Exercise directions:
The required output is all lines below that contain the word "adenosylhomocysteine".

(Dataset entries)
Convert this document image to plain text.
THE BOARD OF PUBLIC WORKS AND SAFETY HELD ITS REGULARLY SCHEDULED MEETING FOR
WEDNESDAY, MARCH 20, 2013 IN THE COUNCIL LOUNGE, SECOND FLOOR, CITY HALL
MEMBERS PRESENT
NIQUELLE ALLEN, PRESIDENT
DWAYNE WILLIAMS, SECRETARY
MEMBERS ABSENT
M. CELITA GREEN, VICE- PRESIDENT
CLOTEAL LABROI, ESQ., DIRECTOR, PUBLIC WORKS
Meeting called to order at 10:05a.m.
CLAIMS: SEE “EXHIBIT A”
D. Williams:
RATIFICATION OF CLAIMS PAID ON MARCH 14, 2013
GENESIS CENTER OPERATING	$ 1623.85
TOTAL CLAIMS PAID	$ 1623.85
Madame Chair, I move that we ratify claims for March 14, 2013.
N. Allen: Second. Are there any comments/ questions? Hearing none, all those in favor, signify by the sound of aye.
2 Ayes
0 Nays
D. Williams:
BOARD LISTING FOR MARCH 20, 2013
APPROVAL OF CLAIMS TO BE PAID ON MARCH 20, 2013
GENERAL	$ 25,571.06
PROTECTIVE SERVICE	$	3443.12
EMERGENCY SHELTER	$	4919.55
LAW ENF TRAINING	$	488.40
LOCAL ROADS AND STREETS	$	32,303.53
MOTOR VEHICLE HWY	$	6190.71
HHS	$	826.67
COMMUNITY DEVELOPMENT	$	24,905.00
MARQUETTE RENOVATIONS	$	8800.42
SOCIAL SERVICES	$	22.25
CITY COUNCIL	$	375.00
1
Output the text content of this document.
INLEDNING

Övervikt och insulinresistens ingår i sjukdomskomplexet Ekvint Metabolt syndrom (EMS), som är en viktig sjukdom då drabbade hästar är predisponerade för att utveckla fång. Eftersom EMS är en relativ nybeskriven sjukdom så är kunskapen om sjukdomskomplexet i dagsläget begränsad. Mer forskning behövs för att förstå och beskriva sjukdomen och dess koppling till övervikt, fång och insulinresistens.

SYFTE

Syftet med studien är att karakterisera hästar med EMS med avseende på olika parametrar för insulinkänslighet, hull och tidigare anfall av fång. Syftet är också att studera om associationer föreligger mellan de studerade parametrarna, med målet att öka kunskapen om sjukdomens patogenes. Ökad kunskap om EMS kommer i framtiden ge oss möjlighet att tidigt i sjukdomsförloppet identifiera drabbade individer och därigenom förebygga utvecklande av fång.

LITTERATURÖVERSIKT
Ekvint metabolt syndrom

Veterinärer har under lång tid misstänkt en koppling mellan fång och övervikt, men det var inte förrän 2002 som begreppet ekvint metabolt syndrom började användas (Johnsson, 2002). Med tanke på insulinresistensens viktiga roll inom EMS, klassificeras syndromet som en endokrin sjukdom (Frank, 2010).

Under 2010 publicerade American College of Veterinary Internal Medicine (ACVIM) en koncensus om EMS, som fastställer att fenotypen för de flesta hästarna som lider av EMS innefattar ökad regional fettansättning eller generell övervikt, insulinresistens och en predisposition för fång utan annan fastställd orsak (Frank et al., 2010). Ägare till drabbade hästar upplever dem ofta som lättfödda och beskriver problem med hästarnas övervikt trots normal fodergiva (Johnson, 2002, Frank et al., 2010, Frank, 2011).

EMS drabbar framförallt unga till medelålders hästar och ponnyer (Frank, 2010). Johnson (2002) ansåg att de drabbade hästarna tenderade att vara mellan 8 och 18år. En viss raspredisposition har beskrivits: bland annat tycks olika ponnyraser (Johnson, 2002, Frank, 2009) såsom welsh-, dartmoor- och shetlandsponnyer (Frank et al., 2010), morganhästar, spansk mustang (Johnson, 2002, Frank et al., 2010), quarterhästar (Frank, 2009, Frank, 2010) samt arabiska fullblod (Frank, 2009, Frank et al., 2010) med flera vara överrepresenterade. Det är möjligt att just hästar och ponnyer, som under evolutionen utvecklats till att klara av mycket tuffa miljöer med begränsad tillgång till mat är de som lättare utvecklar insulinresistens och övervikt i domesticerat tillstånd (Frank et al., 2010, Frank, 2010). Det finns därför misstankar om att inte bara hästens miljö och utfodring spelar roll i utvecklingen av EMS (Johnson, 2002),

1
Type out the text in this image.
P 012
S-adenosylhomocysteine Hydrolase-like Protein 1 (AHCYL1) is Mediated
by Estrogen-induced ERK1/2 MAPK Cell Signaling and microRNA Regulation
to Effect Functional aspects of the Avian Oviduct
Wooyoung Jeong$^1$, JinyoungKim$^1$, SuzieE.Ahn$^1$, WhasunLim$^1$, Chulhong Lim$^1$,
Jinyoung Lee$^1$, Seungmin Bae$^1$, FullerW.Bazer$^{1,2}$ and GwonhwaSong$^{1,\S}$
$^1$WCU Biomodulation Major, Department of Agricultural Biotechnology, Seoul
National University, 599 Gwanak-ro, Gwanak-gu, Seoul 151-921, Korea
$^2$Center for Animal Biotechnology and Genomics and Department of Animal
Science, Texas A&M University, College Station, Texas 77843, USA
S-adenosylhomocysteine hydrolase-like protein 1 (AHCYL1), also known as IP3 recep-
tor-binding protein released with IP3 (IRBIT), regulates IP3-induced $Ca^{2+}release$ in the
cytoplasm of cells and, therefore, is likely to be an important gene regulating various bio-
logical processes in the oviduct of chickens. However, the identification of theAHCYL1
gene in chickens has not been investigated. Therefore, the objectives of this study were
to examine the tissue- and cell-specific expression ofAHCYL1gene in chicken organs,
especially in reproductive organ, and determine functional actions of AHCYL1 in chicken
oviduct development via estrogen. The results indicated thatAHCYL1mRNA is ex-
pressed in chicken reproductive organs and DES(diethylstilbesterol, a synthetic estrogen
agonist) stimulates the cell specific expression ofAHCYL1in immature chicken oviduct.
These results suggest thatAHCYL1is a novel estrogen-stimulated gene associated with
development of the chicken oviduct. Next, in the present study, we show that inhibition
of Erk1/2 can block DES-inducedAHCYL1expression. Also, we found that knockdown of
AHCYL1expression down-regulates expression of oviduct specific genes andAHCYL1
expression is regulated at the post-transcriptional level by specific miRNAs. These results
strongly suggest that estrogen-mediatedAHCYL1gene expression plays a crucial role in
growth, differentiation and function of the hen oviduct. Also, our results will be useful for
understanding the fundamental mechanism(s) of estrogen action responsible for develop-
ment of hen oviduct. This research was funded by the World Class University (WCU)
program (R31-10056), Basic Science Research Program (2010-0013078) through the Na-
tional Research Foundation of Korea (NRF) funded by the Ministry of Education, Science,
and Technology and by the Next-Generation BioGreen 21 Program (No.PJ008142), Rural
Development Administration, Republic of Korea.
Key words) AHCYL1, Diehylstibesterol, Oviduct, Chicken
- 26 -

Solution to this task:
S-adenosylhomocysteine Hydrolase-like Protein 1 (AHCYL1) is Mediated
S-adenosylhomocysteine hydrolase-like protein 1 (AHCYL1), also known as IP3 recep-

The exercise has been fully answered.